(Lines of data)
────────────────

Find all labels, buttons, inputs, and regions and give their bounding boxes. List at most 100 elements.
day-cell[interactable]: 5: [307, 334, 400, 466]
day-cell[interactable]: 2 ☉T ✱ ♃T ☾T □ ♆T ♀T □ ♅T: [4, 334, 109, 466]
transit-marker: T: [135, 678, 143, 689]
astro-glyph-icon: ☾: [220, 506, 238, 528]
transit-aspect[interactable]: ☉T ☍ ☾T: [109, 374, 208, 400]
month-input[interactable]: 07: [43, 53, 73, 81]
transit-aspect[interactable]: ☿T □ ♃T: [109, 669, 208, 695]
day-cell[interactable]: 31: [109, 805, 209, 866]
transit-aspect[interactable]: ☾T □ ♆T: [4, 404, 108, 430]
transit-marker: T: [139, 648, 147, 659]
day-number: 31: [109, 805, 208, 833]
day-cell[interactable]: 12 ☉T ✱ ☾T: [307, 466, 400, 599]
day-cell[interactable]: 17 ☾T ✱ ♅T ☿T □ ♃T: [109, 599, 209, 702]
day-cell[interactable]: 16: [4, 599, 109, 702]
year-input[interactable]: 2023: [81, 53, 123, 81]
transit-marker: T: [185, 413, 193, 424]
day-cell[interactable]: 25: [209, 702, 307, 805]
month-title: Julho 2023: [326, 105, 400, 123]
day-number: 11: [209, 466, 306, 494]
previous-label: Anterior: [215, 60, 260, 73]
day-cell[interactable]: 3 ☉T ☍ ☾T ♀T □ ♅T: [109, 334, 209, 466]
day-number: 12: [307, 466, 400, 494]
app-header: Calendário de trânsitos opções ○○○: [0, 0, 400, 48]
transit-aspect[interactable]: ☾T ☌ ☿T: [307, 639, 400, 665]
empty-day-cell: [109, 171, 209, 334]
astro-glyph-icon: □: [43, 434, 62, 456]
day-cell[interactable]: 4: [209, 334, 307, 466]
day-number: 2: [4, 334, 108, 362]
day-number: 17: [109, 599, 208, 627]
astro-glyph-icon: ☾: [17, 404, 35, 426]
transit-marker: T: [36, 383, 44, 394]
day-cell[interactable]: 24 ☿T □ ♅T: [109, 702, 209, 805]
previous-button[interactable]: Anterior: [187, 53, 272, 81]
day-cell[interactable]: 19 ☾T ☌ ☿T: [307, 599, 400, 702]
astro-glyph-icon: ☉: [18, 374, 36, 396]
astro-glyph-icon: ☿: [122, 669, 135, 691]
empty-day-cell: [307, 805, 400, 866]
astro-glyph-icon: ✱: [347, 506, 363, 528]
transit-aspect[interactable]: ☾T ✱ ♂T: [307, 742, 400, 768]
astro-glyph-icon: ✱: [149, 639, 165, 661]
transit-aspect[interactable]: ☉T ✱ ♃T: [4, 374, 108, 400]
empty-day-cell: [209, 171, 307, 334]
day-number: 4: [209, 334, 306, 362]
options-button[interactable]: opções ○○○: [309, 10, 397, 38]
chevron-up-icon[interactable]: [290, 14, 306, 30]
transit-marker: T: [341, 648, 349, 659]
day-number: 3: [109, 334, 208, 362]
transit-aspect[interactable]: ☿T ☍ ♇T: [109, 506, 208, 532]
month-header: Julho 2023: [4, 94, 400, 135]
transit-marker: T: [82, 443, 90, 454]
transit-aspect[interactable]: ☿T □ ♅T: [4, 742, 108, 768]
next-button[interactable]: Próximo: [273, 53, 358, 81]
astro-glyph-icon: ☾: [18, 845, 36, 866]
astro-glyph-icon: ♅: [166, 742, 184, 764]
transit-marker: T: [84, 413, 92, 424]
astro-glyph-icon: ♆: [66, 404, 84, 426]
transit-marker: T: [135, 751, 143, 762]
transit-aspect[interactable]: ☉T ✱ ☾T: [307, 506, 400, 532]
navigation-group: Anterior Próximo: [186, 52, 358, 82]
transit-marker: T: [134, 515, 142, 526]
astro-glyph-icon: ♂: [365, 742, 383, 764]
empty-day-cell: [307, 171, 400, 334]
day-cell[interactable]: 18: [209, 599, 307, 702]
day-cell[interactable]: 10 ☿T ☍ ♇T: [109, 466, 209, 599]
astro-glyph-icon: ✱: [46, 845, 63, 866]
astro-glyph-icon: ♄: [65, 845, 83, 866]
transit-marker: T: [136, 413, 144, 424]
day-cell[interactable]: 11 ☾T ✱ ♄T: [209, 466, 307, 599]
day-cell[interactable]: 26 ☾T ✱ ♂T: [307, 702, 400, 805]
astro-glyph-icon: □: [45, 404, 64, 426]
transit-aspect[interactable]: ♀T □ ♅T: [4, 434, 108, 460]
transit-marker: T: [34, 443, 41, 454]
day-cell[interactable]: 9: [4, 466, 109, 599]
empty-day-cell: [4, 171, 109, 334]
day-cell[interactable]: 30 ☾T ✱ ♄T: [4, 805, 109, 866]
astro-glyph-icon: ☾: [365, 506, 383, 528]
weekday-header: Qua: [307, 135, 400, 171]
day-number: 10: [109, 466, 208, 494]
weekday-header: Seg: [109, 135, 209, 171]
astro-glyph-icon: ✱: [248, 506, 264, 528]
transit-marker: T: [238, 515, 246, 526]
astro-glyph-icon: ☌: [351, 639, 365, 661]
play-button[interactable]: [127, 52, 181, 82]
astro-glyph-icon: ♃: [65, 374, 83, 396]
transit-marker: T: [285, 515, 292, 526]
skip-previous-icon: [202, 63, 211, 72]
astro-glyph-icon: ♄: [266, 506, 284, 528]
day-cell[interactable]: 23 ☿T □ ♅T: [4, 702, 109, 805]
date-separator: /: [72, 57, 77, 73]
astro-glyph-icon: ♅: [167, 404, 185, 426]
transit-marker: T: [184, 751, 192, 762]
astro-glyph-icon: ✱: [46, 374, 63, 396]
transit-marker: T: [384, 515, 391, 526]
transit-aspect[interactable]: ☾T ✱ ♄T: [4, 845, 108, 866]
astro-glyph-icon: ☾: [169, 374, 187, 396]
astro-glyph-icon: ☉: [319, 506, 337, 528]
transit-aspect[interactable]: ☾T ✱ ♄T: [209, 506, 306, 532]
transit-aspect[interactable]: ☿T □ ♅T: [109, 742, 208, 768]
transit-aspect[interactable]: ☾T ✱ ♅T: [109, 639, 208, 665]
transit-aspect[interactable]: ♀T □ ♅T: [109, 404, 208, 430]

────────────────

• _What needs to be done_
Identify every line above that contains the string "Anterior", treating uppercase and lowercase as different, and copy each of those lines.

• _Task response_
previous-label: Anterior: [215, 60, 260, 73]
previous-button[interactable]: Anterior: [187, 53, 272, 81]
navigation-group: Anterior Próximo: [186, 52, 358, 82]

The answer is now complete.